[Request]
Copy every line that contains the string "Coinbase" from the entries below.

[Supplied entries]
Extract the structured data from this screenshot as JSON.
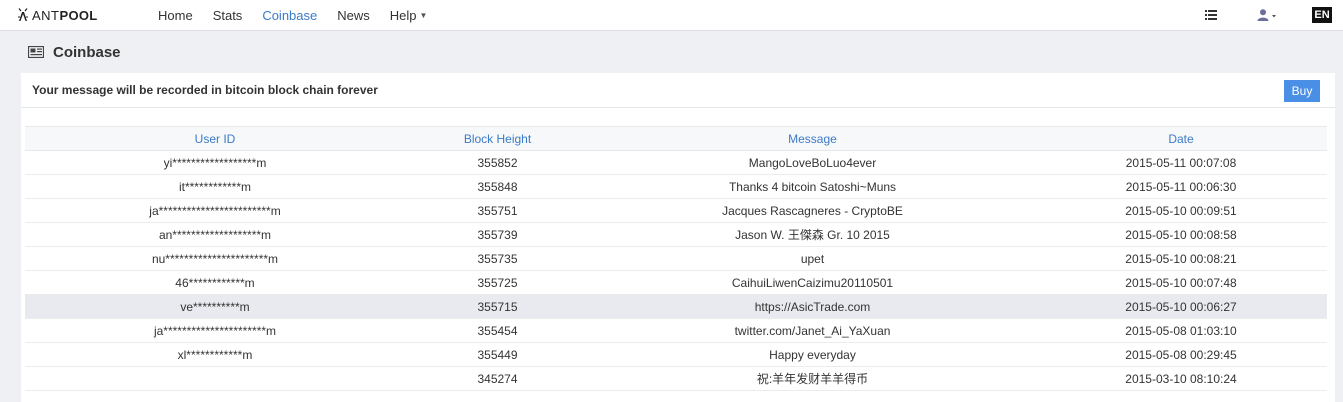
{
  "brand": {
    "name_part1": "ANT",
    "name_part2": "POOL"
  },
  "nav": {
    "items": [
      {
        "label": "Home"
      },
      {
        "label": "Stats"
      },
      {
        "label": "Coinbase"
      },
      {
        "label": "News"
      },
      {
        "label": "Help"
      }
    ],
    "active": "Coinbase"
  },
  "header_right": {
    "language": "EN"
  },
  "page": {
    "title": "Coinbase"
  },
  "panel": {
    "message": "Your message will be recorded in bitcoin block chain forever",
    "buy_label": "Buy"
  },
  "table": {
    "columns": [
      "User ID",
      "Block Height",
      "Message",
      "Date"
    ],
    "rows": [
      {
        "user": "yi******************m",
        "height": "355852",
        "message": "MangoLoveBoLuo4ever",
        "date": "2015-05-11 00:07:08"
      },
      {
        "user": "it************m",
        "height": "355848",
        "message": "Thanks 4 bitcoin Satoshi~Muns",
        "date": "2015-05-11 00:06:30"
      },
      {
        "user": "ja************************m",
        "height": "355751",
        "message": "Jacques Rascagneres - CryptoBE",
        "date": "2015-05-10 00:09:51"
      },
      {
        "user": "an*******************m",
        "height": "355739",
        "message": "Jason W. 王傑森 Gr. 10 2015",
        "date": "2015-05-10 00:08:58"
      },
      {
        "user": "nu**********************m",
        "height": "355735",
        "message": "upet",
        "date": "2015-05-10 00:08:21"
      },
      {
        "user": "46************m",
        "height": "355725",
        "message": "CaihuiLiwenCaizimu20110501",
        "date": "2015-05-10 00:07:48"
      },
      {
        "user": "ve**********m",
        "height": "355715",
        "message": "https://AsicTrade.com",
        "date": "2015-05-10 00:06:27"
      },
      {
        "user": "ja**********************m",
        "height": "355454",
        "message": "twitter.com/Janet_Ai_YaXuan",
        "date": "2015-05-08 01:03:10"
      },
      {
        "user": "xl************m",
        "height": "355449",
        "message": "Happy everyday",
        "date": "2015-05-08 00:29:45"
      },
      {
        "user": "",
        "height": "345274",
        "message": "祝:羊年发财羊羊得币",
        "date": "2015-03-10 08:10:24"
      }
    ],
    "highlighted_row": 6
  },
  "colors": {
    "accent": "#3a7bc8",
    "button": "#4a8fe6",
    "background": "#eef0f3"
  }
}
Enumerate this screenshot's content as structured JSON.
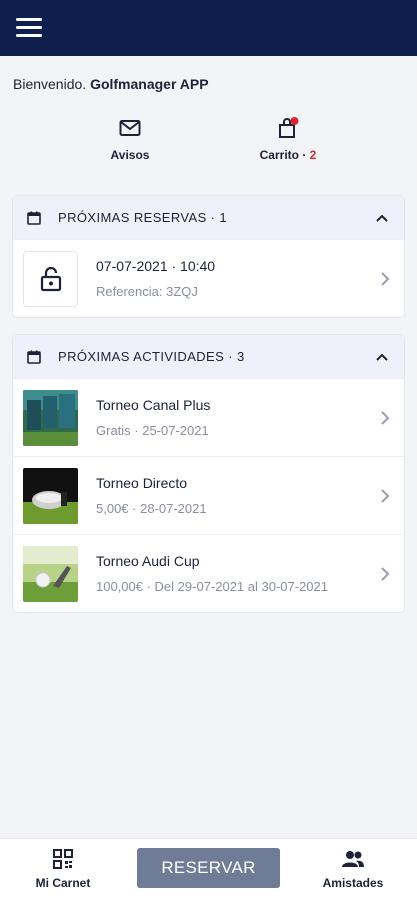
{
  "header": {
    "menu_icon": "hamburger-icon",
    "background": "#0f1f4d"
  },
  "welcome": {
    "prefix": "Bienvenido.",
    "name": "Golfmanager APP"
  },
  "quick_links": [
    {
      "icon": "envelope-icon",
      "label": "Avisos"
    },
    {
      "icon": "cart-icon",
      "label": "Carrito",
      "separator": " · ",
      "count": "2"
    }
  ],
  "reservations": {
    "title": "PRÓXIMAS RESERVAS · 1",
    "items": [
      {
        "title": "07-07-2021 · 10:40",
        "subtitle": "Referencia: 3ZQJ",
        "icon": "unlocked-padlock-icon"
      }
    ]
  },
  "activities": {
    "title": "PRÓXIMAS ACTIVIDADES · 3",
    "items": [
      {
        "title": "Torneo Canal Plus",
        "subtitle": "Gratis · 25-07-2021"
      },
      {
        "title": "Torneo Directo",
        "subtitle": "5,00€ · 28-07-2021"
      },
      {
        "title": "Torneo Audi Cup",
        "subtitle": "100,00€ · Del 29-07-2021 al 30-07-2021"
      }
    ]
  },
  "bottom_nav": {
    "carnet_label": "Mi Carnet",
    "reserve_label": "RESERVAR",
    "friends_label": "Amistades"
  },
  "colors": {
    "accent": "#0f1f4d",
    "badge": "#d8262f",
    "button": "#6f7c97"
  }
}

[Answer to this exercise]
        "label": "Coinbase"
    "active": "Coinbase"
    "title": "Coinbase"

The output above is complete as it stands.